## start
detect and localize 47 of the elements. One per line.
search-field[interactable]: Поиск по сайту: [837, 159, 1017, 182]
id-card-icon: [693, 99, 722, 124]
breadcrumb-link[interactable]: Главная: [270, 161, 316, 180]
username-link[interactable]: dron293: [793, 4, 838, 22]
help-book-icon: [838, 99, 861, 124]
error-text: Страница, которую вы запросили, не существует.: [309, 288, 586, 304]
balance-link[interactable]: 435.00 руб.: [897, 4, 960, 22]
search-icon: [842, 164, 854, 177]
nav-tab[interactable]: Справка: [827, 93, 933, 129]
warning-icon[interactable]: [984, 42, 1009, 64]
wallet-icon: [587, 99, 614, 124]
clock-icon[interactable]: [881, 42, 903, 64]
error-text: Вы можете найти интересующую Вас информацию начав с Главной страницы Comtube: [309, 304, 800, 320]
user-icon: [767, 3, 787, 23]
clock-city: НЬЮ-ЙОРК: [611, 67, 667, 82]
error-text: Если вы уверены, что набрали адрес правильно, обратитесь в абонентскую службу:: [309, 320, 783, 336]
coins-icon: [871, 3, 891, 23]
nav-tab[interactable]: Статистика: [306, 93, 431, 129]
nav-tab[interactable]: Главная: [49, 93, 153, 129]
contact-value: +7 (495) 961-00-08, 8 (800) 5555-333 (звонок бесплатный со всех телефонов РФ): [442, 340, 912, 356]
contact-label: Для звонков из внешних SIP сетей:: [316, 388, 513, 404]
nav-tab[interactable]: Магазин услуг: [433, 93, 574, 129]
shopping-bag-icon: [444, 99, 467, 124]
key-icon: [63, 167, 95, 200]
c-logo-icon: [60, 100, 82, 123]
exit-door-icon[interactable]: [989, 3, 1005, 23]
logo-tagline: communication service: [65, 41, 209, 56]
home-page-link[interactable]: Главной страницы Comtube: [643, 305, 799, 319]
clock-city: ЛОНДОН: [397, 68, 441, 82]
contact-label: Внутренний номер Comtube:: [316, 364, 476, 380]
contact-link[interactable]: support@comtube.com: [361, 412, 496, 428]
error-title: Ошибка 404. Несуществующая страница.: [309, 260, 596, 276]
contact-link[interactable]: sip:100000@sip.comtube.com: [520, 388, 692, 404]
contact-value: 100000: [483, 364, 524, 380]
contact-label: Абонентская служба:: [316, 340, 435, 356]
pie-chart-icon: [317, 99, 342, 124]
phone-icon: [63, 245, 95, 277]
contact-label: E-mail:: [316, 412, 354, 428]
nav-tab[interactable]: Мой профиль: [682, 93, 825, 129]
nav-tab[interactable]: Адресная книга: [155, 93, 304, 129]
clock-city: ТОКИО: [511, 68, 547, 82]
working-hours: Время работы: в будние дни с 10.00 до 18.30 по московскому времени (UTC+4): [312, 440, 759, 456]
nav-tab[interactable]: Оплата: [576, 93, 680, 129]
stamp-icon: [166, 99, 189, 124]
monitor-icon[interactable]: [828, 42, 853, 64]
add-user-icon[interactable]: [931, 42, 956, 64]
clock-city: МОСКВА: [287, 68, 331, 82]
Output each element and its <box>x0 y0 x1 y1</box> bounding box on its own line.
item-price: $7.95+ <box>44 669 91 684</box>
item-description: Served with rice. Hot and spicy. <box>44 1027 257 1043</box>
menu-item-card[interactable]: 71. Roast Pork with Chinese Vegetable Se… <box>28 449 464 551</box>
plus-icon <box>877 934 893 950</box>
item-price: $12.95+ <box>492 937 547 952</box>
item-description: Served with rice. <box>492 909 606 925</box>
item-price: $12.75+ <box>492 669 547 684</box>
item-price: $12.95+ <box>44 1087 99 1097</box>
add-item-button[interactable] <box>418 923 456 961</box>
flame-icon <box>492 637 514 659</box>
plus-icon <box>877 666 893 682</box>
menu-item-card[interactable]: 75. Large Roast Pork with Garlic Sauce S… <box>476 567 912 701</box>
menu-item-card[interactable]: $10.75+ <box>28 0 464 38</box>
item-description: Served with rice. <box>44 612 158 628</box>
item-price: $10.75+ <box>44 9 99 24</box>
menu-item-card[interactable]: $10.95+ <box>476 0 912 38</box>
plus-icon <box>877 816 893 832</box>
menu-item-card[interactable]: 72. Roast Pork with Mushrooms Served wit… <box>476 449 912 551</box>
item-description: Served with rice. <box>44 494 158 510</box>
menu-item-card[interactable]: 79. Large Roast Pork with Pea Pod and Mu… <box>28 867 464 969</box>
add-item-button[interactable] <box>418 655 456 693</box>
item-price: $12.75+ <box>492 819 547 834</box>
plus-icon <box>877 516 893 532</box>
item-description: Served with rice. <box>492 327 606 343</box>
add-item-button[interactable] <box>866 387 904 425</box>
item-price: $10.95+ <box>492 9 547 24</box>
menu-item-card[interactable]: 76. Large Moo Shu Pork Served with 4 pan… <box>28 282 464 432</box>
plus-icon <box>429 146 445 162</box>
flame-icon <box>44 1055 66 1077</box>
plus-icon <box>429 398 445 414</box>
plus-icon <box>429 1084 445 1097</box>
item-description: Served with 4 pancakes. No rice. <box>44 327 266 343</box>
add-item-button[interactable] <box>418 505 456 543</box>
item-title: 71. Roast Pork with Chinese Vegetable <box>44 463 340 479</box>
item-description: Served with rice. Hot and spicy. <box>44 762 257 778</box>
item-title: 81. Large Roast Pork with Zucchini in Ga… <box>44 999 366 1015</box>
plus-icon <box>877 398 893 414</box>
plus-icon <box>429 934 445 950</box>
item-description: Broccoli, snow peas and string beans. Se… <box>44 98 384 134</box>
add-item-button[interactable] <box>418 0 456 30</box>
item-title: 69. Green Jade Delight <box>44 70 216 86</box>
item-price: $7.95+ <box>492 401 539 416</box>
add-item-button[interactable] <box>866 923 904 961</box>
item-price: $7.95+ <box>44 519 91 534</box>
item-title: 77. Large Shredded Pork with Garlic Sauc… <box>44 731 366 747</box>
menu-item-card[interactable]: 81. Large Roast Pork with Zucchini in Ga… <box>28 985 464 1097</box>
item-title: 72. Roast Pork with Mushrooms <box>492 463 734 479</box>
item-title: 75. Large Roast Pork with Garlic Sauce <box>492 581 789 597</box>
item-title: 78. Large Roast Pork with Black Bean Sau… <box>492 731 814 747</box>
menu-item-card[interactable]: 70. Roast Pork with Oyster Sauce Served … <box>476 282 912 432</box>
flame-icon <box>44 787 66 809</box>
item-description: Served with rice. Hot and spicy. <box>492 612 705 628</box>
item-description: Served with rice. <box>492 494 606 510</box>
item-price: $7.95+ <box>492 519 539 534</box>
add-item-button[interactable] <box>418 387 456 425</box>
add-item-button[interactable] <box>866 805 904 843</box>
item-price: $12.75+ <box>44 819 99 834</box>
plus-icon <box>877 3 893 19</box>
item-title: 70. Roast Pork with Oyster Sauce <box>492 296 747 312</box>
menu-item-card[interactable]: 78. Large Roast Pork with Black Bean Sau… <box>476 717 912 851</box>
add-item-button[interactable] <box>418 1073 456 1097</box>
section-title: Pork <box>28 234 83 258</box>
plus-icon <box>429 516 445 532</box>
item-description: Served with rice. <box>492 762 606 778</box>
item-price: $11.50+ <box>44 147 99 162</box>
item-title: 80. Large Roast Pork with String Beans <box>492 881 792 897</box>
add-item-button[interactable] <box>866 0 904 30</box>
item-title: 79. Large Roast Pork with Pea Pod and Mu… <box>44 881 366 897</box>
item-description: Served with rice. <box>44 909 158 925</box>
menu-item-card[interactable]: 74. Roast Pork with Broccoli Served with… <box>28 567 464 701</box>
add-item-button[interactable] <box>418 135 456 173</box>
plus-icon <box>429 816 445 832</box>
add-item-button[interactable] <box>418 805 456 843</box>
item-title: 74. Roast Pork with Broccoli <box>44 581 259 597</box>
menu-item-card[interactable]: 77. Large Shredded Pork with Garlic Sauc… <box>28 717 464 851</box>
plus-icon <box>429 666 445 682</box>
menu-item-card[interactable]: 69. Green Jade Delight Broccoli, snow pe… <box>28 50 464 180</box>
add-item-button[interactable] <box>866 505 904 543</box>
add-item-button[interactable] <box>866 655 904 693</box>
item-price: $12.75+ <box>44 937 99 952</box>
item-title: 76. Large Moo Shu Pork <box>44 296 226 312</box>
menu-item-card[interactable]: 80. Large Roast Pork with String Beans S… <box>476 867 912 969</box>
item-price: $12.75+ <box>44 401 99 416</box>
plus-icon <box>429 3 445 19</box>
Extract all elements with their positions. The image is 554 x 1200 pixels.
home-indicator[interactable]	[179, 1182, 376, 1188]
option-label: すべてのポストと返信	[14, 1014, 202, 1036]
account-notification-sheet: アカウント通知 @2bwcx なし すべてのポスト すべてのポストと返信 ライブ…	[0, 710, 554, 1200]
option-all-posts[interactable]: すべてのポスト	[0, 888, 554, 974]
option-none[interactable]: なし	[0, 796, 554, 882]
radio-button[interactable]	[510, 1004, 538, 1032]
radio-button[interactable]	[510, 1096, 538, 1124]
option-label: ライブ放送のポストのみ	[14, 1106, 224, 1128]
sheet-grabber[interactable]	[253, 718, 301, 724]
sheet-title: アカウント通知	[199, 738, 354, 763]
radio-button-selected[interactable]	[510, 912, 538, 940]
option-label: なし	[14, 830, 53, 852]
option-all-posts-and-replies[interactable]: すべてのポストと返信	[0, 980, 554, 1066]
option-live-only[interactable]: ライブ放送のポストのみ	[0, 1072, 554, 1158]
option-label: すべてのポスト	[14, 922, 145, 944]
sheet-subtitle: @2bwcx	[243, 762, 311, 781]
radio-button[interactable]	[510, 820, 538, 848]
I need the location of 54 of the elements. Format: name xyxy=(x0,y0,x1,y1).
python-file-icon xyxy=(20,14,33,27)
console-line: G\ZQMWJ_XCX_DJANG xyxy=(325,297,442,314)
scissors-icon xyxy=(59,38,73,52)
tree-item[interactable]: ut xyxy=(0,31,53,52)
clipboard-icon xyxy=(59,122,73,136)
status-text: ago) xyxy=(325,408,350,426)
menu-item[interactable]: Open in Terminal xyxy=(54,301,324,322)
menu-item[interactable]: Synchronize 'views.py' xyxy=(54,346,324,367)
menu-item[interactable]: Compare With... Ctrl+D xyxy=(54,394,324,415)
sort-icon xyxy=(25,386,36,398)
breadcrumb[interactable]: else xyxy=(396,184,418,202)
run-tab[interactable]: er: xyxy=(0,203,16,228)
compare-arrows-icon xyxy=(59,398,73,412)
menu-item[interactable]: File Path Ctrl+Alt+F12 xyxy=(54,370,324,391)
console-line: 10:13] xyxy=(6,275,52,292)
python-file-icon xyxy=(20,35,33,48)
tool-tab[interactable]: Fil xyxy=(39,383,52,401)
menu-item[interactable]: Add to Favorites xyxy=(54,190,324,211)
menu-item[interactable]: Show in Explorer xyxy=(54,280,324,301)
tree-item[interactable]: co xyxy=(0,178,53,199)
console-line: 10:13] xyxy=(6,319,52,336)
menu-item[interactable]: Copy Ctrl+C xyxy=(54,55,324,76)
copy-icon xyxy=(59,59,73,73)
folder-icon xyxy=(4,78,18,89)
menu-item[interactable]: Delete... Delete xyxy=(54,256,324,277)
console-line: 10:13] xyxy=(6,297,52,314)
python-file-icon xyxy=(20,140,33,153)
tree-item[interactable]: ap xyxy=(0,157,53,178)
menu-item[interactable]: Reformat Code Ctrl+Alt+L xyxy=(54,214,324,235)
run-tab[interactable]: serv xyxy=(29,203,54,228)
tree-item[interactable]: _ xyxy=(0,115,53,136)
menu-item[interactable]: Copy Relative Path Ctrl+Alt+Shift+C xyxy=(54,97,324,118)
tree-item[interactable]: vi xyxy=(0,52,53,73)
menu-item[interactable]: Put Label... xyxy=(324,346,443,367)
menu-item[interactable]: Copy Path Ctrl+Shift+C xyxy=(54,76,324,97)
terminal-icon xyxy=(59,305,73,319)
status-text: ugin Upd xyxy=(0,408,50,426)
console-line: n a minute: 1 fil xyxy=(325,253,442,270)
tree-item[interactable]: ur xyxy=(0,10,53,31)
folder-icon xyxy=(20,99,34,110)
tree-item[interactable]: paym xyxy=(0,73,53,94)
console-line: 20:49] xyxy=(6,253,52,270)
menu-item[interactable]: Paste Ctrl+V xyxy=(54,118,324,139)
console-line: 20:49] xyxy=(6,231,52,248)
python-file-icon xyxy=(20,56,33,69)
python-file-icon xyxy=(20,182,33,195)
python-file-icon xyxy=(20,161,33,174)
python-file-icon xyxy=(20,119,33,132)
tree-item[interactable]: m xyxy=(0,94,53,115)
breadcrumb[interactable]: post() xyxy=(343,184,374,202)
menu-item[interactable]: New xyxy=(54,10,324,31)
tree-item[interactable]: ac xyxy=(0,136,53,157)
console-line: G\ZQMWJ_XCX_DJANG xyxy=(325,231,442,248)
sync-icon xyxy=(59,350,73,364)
## end
Format the records from the start through the line containing "error-text: Страница, которую" as a Markdown table with the columns Row and Line, numbering each line and leaving out blank lines.

| Row | Line |
|---|---|
| 1 | detect and localize 47 of the elements. One per line. |
| 2 | search-field[interactable]: Поиск по сайту: [837, 159, 1017, 182] |
| 3 | id-card-icon: [693, 99, 722, 124] |
| 4 | breadcrumb-link[interactable]: Главная: [270, 161, 316, 180] |
| 5 | username-link[interactable]: dron293: [793, 4, 838, 22] |
| 6 | help-book-icon: [838, 99, 861, 124] |
| 7 | error-text: Страница, которую вы запросили, не существует.: [309, 288, 586, 304] |